What you are asked to do: Wherever "swatch" turns up in the entries, copy out the line that holds it.

BEGIN Available data

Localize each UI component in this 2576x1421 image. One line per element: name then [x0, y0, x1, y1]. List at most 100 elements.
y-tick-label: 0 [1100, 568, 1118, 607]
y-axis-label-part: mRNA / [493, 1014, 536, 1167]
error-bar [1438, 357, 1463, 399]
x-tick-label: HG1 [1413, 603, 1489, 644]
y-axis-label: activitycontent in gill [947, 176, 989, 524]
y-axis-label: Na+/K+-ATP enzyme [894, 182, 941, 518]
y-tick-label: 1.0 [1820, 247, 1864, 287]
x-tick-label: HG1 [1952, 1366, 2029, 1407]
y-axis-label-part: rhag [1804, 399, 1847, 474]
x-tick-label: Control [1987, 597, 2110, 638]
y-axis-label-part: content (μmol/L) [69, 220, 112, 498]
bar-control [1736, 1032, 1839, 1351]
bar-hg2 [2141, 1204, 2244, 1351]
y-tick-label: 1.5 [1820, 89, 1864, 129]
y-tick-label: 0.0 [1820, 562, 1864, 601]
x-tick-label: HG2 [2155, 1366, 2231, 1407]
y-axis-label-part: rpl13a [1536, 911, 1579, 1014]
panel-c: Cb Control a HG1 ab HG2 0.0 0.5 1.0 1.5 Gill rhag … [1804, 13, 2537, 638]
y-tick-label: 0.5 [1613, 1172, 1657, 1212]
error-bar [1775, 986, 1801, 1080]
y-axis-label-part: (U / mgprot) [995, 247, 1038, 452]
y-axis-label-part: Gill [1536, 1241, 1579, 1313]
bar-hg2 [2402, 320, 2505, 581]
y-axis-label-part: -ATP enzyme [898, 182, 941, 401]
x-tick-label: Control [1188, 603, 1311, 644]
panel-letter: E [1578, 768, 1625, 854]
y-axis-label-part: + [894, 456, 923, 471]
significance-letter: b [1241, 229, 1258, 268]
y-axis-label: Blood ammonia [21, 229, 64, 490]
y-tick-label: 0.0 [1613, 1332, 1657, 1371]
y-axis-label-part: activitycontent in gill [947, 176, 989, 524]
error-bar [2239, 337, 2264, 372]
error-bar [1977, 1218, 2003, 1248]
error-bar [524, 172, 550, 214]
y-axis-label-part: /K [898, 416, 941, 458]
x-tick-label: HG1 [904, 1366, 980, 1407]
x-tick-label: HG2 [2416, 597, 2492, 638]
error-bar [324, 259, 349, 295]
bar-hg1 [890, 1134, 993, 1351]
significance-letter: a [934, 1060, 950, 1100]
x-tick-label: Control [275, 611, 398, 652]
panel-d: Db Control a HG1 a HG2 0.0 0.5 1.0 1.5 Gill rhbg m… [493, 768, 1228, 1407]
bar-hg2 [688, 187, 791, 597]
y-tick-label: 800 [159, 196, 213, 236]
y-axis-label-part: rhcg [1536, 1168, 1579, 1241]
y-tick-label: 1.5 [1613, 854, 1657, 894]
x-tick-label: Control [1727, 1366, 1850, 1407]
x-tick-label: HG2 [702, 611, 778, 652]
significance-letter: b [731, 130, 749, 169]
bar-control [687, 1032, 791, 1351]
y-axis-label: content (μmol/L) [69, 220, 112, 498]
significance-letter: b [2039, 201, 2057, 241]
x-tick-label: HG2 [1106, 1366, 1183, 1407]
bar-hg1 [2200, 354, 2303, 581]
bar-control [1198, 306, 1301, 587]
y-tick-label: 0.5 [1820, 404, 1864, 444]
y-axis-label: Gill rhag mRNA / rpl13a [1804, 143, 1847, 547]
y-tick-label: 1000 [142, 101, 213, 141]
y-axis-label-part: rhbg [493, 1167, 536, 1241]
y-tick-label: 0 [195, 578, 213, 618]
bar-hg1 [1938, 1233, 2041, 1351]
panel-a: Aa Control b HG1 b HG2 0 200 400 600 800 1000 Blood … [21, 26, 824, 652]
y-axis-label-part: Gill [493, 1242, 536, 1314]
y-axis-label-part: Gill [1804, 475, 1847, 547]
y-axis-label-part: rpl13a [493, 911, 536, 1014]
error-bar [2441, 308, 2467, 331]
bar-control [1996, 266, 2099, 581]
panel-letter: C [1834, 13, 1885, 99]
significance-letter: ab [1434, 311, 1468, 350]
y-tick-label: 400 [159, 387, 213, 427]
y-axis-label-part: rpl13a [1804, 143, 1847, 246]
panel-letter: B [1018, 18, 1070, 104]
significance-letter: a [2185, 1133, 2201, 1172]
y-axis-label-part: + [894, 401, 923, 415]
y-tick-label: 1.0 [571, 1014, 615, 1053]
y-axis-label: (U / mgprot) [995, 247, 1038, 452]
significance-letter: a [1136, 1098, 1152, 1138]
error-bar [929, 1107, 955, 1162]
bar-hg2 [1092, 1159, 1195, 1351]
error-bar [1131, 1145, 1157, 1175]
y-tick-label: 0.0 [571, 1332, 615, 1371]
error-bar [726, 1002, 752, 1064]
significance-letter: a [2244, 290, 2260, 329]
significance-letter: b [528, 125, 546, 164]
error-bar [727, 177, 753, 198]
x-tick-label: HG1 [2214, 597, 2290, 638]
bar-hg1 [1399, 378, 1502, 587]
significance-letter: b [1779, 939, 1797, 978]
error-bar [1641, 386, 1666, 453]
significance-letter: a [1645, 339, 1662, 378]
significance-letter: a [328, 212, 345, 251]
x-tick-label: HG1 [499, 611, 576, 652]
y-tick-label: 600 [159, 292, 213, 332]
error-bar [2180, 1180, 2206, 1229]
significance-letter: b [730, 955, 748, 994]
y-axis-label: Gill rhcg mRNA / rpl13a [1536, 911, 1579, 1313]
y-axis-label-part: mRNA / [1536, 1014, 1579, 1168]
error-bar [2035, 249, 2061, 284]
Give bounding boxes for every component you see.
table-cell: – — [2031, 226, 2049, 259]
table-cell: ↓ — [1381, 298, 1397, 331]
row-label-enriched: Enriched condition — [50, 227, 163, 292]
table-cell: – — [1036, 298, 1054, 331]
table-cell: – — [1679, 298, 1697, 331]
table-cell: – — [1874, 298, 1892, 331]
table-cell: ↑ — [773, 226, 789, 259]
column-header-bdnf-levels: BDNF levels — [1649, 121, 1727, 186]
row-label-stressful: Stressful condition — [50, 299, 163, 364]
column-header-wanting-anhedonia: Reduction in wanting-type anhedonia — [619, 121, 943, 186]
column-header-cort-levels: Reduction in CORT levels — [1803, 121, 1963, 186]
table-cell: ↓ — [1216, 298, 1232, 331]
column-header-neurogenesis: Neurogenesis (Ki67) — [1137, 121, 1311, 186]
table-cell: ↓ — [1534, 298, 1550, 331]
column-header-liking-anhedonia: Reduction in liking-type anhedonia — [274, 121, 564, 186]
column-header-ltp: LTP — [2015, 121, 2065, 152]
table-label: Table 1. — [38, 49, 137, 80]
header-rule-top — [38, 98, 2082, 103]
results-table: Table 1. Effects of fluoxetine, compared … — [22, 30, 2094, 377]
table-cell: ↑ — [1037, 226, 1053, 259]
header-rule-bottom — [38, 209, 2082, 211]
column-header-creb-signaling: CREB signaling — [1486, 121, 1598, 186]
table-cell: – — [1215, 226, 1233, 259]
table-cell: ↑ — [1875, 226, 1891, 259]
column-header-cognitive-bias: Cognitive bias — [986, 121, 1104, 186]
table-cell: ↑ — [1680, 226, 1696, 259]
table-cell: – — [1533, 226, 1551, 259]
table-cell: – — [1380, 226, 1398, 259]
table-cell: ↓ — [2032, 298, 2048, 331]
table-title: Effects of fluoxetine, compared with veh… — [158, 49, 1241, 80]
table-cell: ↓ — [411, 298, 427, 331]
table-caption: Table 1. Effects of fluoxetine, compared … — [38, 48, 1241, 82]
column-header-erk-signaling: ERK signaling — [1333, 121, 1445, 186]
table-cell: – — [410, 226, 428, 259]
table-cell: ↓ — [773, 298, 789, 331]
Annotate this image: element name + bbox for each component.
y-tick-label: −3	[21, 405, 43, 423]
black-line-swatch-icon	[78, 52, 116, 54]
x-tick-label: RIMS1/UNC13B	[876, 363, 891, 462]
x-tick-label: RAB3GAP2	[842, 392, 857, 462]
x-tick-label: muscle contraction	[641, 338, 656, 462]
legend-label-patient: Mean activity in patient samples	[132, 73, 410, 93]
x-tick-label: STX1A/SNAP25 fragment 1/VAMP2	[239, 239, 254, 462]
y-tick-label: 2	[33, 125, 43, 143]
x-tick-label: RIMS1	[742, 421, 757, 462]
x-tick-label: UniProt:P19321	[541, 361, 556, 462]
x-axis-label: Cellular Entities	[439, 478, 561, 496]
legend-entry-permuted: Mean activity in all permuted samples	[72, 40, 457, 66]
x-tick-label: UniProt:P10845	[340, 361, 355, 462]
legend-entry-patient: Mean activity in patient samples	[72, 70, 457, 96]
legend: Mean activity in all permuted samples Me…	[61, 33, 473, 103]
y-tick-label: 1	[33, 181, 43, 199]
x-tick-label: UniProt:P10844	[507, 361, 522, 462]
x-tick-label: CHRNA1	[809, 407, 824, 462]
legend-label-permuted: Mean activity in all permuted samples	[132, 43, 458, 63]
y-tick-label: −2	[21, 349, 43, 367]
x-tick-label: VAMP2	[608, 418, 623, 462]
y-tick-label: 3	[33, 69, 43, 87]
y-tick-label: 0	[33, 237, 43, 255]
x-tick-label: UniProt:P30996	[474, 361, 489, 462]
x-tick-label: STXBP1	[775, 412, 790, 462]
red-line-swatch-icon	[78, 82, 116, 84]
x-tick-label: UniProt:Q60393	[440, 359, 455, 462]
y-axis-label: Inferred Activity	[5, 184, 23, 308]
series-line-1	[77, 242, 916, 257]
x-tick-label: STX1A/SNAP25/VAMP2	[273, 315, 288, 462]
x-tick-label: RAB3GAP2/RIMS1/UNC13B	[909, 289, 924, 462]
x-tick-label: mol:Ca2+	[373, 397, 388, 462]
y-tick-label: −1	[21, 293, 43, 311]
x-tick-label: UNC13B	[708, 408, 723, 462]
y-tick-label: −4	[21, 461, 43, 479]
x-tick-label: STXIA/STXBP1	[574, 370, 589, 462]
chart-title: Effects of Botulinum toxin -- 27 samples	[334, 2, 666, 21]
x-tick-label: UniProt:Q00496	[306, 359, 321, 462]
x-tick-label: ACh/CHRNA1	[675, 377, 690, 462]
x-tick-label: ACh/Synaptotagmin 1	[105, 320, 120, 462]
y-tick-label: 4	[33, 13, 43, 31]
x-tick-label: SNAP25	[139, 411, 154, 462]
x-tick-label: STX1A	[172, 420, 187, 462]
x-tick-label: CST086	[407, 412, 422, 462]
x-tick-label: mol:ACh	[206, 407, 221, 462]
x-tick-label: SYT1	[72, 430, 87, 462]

END Available data

Written solution:
black-line-swatch-icon	[78, 52, 116, 54]
red-line-swatch-icon	[78, 82, 116, 84]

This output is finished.